:: Entries shown ::

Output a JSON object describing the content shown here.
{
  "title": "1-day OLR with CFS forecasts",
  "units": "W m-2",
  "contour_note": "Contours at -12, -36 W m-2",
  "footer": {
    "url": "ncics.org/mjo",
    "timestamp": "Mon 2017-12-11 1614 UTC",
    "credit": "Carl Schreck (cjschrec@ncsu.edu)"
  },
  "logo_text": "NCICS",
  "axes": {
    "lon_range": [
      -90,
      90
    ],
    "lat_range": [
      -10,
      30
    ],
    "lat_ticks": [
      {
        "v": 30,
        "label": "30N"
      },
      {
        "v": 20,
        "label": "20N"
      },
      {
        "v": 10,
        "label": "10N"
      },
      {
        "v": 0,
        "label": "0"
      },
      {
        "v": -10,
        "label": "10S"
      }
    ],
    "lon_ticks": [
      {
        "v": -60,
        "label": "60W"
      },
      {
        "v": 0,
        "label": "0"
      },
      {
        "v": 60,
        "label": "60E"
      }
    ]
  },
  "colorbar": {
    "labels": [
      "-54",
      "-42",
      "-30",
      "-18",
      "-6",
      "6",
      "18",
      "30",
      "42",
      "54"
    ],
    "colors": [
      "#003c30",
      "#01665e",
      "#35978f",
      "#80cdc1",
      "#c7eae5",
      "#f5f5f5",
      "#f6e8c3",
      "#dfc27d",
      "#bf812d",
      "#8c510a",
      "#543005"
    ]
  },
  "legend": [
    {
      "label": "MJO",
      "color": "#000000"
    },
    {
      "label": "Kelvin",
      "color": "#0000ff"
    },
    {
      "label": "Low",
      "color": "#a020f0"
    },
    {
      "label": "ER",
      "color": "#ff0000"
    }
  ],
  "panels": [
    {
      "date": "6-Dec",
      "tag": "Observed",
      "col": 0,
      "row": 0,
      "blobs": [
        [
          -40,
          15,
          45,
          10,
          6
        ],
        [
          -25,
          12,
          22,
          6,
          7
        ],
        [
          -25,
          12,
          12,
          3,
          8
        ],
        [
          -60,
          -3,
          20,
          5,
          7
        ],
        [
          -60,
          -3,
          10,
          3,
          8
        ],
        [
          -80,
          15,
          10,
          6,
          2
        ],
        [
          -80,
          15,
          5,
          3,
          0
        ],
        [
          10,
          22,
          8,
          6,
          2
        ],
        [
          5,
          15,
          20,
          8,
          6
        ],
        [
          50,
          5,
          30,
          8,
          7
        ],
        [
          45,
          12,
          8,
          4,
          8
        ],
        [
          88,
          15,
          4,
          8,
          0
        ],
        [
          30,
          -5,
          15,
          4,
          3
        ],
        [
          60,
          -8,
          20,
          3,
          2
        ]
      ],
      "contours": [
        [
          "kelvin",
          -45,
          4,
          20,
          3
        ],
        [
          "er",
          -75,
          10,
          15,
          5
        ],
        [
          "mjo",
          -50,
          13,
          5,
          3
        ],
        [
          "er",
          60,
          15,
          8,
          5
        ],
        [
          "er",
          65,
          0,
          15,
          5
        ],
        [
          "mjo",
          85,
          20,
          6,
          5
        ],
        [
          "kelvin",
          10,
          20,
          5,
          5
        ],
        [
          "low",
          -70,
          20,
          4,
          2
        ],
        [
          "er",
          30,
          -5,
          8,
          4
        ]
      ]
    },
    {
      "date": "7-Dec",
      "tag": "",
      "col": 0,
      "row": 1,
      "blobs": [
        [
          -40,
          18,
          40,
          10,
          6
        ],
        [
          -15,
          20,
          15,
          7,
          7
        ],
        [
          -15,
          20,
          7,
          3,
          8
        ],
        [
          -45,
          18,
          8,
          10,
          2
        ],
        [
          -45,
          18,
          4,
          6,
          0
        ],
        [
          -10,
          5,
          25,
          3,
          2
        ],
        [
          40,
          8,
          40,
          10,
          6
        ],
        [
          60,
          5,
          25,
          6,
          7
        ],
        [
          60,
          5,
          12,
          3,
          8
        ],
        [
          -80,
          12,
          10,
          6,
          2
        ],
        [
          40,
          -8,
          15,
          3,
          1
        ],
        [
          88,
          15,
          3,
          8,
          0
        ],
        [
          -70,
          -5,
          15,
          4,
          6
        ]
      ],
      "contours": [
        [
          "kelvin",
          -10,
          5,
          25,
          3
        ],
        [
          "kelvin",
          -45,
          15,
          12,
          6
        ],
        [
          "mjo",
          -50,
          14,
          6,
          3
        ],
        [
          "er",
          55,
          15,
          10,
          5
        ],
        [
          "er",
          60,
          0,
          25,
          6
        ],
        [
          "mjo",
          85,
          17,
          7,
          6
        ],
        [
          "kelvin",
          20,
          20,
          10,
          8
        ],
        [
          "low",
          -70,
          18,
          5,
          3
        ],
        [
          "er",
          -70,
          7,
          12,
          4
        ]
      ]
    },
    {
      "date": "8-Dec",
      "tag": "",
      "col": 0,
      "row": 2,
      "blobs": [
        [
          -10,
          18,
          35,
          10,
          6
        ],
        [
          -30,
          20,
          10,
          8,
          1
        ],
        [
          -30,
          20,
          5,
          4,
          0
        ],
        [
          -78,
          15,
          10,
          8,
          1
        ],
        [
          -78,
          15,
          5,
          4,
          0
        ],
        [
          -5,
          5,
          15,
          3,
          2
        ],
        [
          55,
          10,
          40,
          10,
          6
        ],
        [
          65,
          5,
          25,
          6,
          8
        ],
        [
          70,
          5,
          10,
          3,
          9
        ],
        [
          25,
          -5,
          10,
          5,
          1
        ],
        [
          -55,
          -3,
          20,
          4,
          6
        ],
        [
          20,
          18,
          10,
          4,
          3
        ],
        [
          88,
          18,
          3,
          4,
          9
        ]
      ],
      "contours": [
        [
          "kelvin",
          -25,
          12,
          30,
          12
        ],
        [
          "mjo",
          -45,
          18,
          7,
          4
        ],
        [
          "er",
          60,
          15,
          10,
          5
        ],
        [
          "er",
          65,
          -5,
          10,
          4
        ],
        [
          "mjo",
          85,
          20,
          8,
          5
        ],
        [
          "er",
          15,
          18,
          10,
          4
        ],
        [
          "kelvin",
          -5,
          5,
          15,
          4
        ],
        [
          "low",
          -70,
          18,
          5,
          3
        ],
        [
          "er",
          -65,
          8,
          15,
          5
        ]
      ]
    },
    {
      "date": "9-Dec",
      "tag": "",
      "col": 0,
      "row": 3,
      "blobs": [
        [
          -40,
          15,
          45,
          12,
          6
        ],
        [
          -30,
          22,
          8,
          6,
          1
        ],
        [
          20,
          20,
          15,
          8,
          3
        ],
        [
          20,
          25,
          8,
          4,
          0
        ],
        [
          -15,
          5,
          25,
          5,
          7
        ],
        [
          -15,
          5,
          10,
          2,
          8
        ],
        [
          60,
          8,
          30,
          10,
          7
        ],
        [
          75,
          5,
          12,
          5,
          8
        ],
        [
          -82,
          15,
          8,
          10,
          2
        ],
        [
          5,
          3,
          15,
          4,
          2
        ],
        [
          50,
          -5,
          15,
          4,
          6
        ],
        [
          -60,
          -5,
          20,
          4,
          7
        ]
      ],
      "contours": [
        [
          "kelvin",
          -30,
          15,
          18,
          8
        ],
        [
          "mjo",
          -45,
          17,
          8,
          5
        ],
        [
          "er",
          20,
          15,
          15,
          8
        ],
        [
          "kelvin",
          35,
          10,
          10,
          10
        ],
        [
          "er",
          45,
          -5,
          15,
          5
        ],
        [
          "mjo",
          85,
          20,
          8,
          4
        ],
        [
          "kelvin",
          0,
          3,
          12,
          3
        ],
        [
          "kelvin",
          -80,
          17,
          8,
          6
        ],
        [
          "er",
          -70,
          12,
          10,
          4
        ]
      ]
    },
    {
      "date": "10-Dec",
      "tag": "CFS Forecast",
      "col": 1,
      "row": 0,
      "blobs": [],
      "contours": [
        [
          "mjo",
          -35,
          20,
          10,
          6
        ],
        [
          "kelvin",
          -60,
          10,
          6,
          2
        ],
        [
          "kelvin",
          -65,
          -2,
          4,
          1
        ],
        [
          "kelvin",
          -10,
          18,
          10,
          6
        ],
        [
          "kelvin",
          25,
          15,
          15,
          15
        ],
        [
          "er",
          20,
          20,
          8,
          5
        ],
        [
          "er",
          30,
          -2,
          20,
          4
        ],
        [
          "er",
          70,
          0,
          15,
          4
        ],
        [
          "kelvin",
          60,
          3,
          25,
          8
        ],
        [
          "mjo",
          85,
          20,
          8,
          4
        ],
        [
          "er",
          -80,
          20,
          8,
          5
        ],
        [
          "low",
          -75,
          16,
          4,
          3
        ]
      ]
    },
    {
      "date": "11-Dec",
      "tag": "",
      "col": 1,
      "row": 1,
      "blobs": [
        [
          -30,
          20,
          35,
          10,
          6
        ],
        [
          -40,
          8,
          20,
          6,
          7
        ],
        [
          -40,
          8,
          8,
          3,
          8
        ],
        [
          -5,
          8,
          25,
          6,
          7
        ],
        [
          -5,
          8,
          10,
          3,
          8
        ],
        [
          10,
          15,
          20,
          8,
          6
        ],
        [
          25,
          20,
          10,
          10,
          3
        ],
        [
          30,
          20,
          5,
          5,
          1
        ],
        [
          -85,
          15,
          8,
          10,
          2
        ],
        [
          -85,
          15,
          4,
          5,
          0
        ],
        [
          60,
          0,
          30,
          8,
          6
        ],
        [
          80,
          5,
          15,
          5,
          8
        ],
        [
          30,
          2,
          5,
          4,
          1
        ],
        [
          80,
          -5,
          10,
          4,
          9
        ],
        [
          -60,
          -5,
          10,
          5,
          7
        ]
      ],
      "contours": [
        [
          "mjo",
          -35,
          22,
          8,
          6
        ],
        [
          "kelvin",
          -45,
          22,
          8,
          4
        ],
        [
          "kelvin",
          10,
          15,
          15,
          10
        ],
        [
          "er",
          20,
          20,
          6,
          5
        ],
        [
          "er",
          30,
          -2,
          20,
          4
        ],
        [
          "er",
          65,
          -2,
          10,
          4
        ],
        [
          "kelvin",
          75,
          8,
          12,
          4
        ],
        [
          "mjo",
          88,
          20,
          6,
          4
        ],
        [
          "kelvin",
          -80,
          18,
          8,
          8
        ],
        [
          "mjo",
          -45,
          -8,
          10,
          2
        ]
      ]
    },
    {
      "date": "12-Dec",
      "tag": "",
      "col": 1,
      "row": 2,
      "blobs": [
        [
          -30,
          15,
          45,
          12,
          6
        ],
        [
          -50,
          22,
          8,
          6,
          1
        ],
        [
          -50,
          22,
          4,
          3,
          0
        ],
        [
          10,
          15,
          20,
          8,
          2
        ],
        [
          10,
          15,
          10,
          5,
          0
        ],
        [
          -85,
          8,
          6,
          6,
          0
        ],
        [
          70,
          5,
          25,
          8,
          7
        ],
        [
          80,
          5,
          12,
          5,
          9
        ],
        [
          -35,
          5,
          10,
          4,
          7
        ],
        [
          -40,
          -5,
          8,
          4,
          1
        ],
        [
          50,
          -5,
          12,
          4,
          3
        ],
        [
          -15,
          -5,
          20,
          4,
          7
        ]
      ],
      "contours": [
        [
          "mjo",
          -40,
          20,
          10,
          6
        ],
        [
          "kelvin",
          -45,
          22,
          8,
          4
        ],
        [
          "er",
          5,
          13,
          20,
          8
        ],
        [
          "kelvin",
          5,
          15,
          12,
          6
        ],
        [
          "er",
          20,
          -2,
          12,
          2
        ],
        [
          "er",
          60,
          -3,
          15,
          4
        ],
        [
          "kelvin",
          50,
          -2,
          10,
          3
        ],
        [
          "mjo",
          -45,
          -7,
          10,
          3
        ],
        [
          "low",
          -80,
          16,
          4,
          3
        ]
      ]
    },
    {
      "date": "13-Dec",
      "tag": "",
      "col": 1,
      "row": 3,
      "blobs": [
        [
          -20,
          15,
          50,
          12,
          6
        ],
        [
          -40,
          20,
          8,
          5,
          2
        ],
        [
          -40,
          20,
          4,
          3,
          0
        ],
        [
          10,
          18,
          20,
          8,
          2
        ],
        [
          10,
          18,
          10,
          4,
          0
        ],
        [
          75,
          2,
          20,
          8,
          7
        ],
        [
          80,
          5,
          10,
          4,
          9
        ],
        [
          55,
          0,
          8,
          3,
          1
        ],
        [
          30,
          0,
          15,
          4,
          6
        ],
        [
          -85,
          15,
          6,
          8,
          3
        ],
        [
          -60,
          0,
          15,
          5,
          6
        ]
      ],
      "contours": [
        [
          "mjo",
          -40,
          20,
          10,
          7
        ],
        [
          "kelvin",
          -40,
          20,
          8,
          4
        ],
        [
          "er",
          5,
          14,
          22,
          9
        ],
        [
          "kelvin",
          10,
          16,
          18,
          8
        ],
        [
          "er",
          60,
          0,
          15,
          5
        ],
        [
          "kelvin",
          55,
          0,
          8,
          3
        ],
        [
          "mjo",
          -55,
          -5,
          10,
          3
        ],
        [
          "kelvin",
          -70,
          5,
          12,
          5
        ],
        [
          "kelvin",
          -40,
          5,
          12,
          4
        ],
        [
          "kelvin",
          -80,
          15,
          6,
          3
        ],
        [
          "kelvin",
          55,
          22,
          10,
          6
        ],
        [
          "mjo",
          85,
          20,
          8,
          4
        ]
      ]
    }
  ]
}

:::

#### [Goal]
Identify the lines that contain the string "date", and copy every one of them.

#### [Output of the exercise]
      "date": "6-Dec",
      "date": "7-Dec",
      "date": "8-Dec",
      "date": "9-Dec",
      "date": "10-Dec",
      "date": "11-Dec",
      "date": "12-Dec",
      "date": "13-Dec",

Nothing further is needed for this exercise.